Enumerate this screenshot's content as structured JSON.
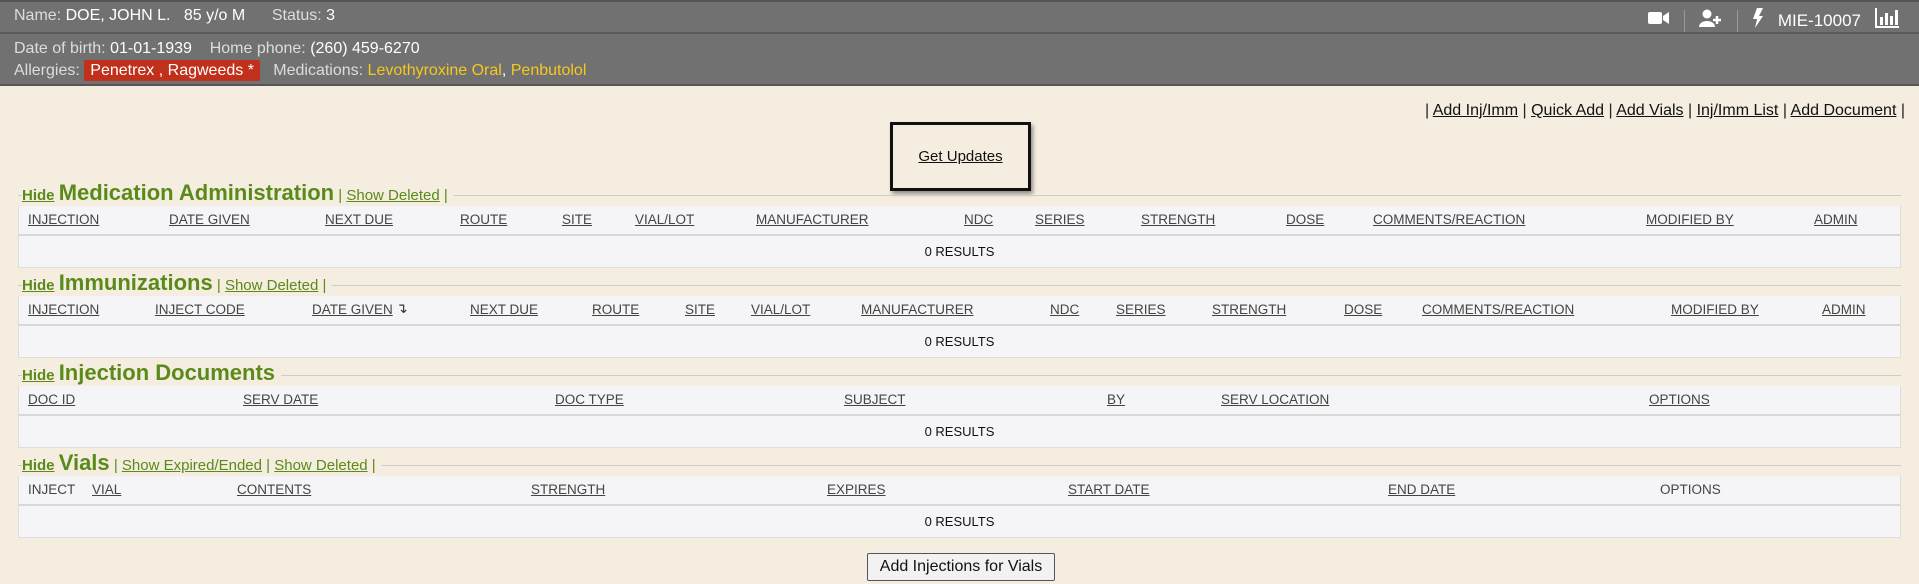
{
  "patient": {
    "name_label": "Name:",
    "name": "DOE, JOHN L.",
    "age": "85 y/o M",
    "status_label": "Status:",
    "status": "3",
    "dob_label": "Date of birth:",
    "dob": "01-01-1939",
    "phone_label": "Home phone:",
    "phone": "(260) 459-6270",
    "allergies_label": "Allergies:",
    "allergies": "Penetrex , Ragweeds *",
    "medications_label": "Medications:",
    "medications": [
      "Levothyroxine Oral",
      "Penbutolol"
    ],
    "comma": ","
  },
  "header_icons": [
    "video-camera-icon",
    "add-user-icon",
    "lightning-icon",
    "bar-chart-icon"
  ],
  "account_id": "MIE-10007",
  "top_links": [
    "Add Inj/Imm",
    "Quick Add",
    "Add Vials",
    "Inj/Imm List",
    "Add Document"
  ],
  "get_updates": "Get Updates",
  "hide_label": "Hide",
  "sections": {
    "med_admin": {
      "title": "Medication Administration",
      "links": [
        "Show Deleted"
      ],
      "columns": [
        "INJECTION",
        "DATE GIVEN",
        "NEXT DUE",
        "ROUTE",
        "SITE",
        "VIAL/LOT",
        "MANUFACTURER",
        "NDC",
        "SERIES",
        "STRENGTH",
        "DOSE",
        "COMMENTS/REACTION",
        "MODIFIED BY",
        "ADMIN"
      ],
      "results": "0 RESULTS"
    },
    "immunizations": {
      "title": "Immunizations",
      "links": [
        "Show Deleted"
      ],
      "columns": [
        "INJECTION",
        "INJECT CODE",
        "DATE GIVEN",
        "NEXT DUE",
        "ROUTE",
        "SITE",
        "VIAL/LOT",
        "MANUFACTURER",
        "NDC",
        "SERIES",
        "STRENGTH",
        "DOSE",
        "COMMENTS/REACTION",
        "MODIFIED BY",
        "ADMIN"
      ],
      "sort_column": "DATE GIVEN",
      "results": "0 RESULTS"
    },
    "documents": {
      "title": "Injection Documents",
      "links": [],
      "columns": [
        "DOC ID",
        "SERV DATE",
        "DOC TYPE",
        "SUBJECT",
        "BY",
        "SERV LOCATION",
        "OPTIONS"
      ],
      "results": "0 RESULTS"
    },
    "vials": {
      "title": "Vials",
      "links": [
        "Show Expired/Ended",
        "Show Deleted"
      ],
      "columns": [
        "INJECT",
        "VIAL",
        "CONTENTS",
        "STRENGTH",
        "EXPIRES",
        "START DATE",
        "END DATE",
        "OPTIONS"
      ],
      "results": "0 RESULTS"
    }
  },
  "add_injections_button": "Add Injections for Vials",
  "colors": {
    "header_bg": "#717171",
    "page_bg": "#f5eddf",
    "accent_green": "#5a8a1a",
    "allergy_bg": "#c0301b",
    "medication_text": "#f4c81e"
  }
}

* DESCRIPTION OF THE TASK
Pictures in the records above are not copied; print everything else exactly.

* SOLVED EXERCISE
Enumerate this screenshot's content as structured JSON.
{
  "patient": {
    "name_label": "Name:",
    "name": "DOE, JOHN L.",
    "age": "85 y/o M",
    "status_label": "Status:",
    "status": "3",
    "dob_label": "Date of birth:",
    "dob": "01-01-1939",
    "phone_label": "Home phone:",
    "phone": "(260) 459-6270",
    "allergies_label": "Allergies:",
    "allergies": "Penetrex , Ragweeds *",
    "medications_label": "Medications:",
    "medications": [
      "Levothyroxine Oral",
      "Penbutolol"
    ],
    "comma": ","
  },
  "header_icons": [
    "video-camera-icon",
    "add-user-icon",
    "lightning-icon",
    "bar-chart-icon"
  ],
  "account_id": "MIE-10007",
  "top_links": [
    "Add Inj/Imm",
    "Quick Add",
    "Add Vials",
    "Inj/Imm List",
    "Add Document"
  ],
  "get_updates": "Get Updates",
  "hide_label": "Hide",
  "sections": {
    "med_admin": {
      "title": "Medication Administration",
      "links": [
        "Show Deleted"
      ],
      "columns": [
        "INJECTION",
        "DATE GIVEN",
        "NEXT DUE",
        "ROUTE",
        "SITE",
        "VIAL/LOT",
        "MANUFACTURER",
        "NDC",
        "SERIES",
        "STRENGTH",
        "DOSE",
        "COMMENTS/REACTION",
        "MODIFIED BY",
        "ADMIN"
      ],
      "results": "0 RESULTS"
    },
    "immunizations": {
      "title": "Immunizations",
      "links": [
        "Show Deleted"
      ],
      "columns": [
        "INJECTION",
        "INJECT CODE",
        "DATE GIVEN",
        "NEXT DUE",
        "ROUTE",
        "SITE",
        "VIAL/LOT",
        "MANUFACTURER",
        "NDC",
        "SERIES",
        "STRENGTH",
        "DOSE",
        "COMMENTS/REACTION",
        "MODIFIED BY",
        "ADMIN"
      ],
      "sort_column": "DATE GIVEN",
      "results": "0 RESULTS"
    },
    "documents": {
      "title": "Injection Documents",
      "links": [],
      "columns": [
        "DOC ID",
        "SERV DATE",
        "DOC TYPE",
        "SUBJECT",
        "BY",
        "SERV LOCATION",
        "OPTIONS"
      ],
      "results": "0 RESULTS"
    },
    "vials": {
      "title": "Vials",
      "links": [
        "Show Expired/Ended",
        "Show Deleted"
      ],
      "columns": [
        "INJECT",
        "VIAL",
        "CONTENTS",
        "STRENGTH",
        "EXPIRES",
        "START DATE",
        "END DATE",
        "OPTIONS"
      ],
      "results": "0 RESULTS"
    }
  },
  "add_injections_button": "Add Injections for Vials",
  "colors": {
    "header_bg": "#717171",
    "page_bg": "#f5eddf",
    "accent_green": "#5a8a1a",
    "allergy_bg": "#c0301b",
    "medication_text": "#f4c81e"
  }
}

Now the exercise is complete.